__Given exercise__. Return all lines below containing the word "title".

__Exercise data__.
________________________

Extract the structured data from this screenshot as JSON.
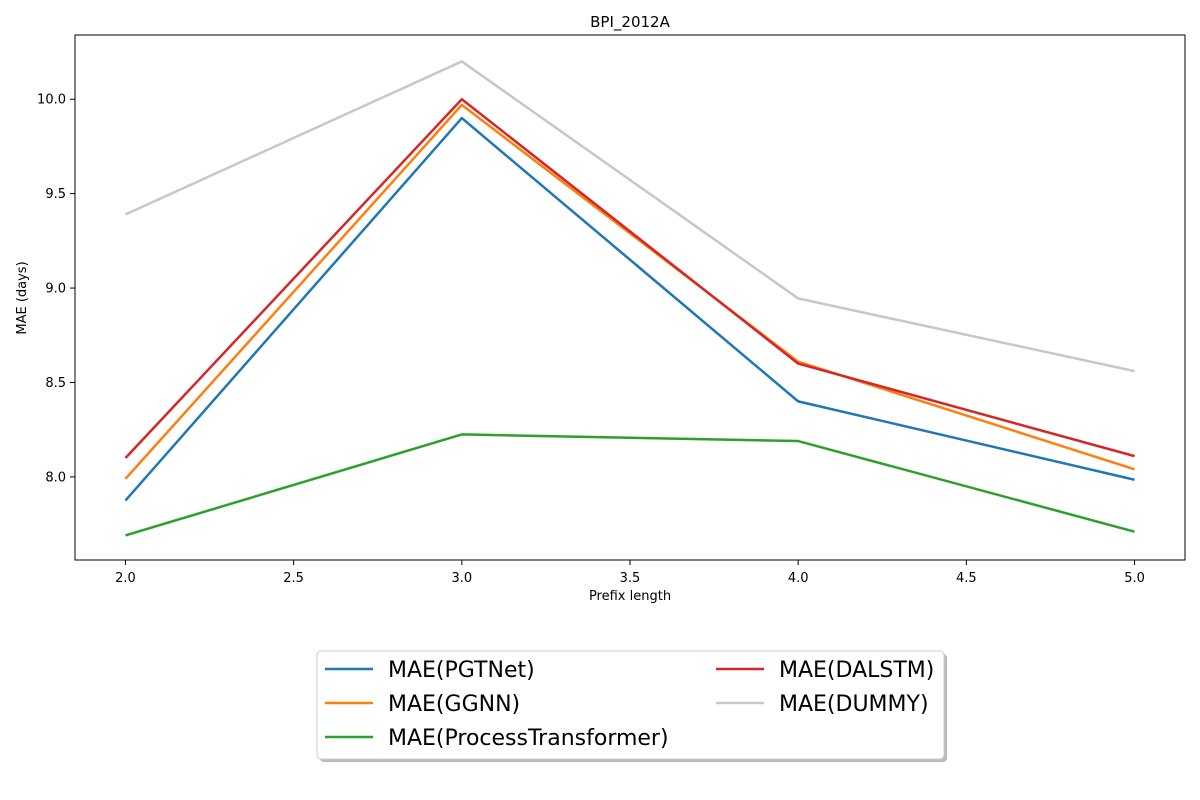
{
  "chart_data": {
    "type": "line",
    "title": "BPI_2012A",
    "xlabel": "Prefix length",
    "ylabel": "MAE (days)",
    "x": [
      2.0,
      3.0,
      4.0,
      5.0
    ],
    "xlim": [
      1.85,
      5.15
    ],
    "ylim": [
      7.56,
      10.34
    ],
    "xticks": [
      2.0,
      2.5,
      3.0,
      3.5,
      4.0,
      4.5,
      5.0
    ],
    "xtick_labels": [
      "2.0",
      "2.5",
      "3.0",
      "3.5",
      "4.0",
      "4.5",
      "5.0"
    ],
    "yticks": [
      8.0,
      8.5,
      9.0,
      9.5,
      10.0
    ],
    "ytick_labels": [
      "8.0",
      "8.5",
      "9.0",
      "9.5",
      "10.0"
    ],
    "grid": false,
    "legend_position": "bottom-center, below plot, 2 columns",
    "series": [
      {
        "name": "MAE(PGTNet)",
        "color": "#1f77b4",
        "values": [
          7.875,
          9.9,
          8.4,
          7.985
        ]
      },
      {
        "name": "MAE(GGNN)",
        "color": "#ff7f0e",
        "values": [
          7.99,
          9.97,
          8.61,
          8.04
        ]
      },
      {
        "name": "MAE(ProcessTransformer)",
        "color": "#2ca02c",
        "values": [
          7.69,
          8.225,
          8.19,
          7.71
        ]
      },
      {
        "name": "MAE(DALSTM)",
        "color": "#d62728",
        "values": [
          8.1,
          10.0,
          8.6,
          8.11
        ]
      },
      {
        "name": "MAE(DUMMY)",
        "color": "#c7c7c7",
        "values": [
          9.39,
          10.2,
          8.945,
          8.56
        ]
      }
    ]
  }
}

________________________

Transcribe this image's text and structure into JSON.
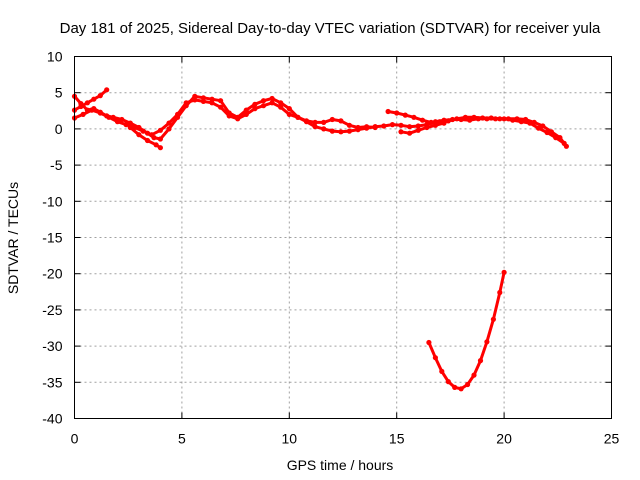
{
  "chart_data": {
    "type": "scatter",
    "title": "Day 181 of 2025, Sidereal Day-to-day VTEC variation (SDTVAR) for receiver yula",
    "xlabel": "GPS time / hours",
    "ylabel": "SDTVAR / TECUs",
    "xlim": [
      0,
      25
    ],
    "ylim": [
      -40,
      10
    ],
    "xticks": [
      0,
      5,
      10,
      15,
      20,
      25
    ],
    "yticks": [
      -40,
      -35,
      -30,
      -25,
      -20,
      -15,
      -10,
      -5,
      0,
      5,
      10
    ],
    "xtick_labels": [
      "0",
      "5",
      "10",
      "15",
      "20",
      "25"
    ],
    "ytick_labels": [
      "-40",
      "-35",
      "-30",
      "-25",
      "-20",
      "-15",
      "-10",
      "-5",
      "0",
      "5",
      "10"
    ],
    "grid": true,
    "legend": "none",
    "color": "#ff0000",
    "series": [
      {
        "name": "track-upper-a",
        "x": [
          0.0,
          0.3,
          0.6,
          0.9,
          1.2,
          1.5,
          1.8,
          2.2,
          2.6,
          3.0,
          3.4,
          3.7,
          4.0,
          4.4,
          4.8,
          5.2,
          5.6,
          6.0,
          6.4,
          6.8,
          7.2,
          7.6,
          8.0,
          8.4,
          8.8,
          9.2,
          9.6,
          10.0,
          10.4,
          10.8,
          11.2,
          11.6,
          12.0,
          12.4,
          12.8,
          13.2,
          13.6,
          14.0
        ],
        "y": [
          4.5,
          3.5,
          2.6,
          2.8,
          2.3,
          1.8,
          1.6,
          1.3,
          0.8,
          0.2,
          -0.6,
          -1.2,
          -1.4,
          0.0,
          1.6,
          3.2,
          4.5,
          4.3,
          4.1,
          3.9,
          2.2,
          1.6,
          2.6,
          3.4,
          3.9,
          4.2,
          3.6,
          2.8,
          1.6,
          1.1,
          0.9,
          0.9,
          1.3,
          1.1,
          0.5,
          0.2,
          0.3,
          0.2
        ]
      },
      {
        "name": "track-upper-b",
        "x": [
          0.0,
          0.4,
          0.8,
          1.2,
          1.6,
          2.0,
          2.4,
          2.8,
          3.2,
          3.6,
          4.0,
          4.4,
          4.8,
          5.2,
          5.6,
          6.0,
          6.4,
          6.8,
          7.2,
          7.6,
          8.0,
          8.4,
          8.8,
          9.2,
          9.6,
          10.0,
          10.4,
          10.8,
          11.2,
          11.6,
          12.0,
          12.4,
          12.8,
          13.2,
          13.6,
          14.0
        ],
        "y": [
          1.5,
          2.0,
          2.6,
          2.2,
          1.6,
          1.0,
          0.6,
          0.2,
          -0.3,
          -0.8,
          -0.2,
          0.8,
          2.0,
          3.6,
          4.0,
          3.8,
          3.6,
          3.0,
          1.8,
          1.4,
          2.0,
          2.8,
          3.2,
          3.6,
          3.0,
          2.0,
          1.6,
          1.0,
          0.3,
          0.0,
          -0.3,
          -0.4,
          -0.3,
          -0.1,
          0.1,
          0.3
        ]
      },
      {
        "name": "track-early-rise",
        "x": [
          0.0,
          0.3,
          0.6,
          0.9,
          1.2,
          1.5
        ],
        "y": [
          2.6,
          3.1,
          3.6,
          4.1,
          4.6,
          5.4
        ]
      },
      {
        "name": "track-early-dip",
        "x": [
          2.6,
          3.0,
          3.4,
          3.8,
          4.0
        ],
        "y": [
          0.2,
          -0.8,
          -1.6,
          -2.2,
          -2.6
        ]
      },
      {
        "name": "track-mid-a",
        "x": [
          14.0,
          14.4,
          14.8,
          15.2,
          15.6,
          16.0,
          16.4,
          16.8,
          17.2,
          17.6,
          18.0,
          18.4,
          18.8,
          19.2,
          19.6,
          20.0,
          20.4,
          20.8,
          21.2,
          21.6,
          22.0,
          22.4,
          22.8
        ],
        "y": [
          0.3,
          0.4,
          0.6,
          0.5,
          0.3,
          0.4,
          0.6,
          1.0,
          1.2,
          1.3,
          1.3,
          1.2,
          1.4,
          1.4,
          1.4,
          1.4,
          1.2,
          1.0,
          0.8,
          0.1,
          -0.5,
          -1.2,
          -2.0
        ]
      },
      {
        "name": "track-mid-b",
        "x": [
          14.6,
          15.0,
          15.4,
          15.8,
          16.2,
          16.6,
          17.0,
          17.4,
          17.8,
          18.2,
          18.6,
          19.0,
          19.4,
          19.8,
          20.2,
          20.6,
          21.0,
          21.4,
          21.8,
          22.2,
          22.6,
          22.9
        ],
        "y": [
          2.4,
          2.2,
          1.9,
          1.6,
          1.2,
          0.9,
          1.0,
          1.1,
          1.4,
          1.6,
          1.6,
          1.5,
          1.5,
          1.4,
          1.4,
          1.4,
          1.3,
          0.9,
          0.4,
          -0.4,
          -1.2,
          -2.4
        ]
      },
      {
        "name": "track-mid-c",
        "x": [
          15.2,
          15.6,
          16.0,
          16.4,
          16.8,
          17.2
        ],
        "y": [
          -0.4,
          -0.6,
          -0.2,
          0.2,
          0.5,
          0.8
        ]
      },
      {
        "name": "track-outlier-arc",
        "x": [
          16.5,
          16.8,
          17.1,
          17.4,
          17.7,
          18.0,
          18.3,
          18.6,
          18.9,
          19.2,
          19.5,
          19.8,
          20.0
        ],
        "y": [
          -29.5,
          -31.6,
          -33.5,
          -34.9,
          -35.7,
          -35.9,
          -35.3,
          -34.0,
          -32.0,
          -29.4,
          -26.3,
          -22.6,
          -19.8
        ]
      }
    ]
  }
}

________________________

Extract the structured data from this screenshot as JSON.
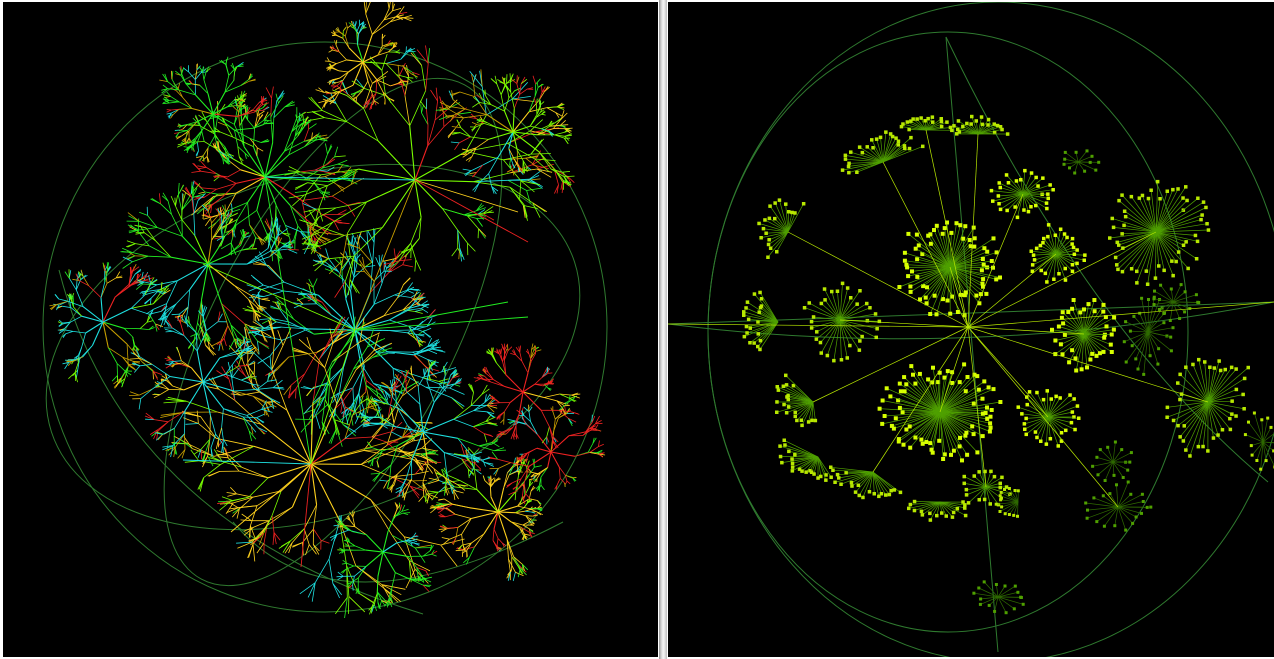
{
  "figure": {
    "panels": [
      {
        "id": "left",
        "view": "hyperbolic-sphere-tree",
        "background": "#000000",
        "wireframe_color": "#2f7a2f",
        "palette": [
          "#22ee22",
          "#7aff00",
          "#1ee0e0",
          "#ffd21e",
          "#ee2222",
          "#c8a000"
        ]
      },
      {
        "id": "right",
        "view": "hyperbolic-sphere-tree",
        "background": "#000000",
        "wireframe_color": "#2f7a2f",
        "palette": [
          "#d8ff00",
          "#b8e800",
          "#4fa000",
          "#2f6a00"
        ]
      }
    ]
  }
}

________________________

__Reply to the task__.
    "title": "BPI_2012A",
    "title": "Day 181 of 2025, Sidereal Day-to-day VTEC variation (SDTVAR) for receiver yula",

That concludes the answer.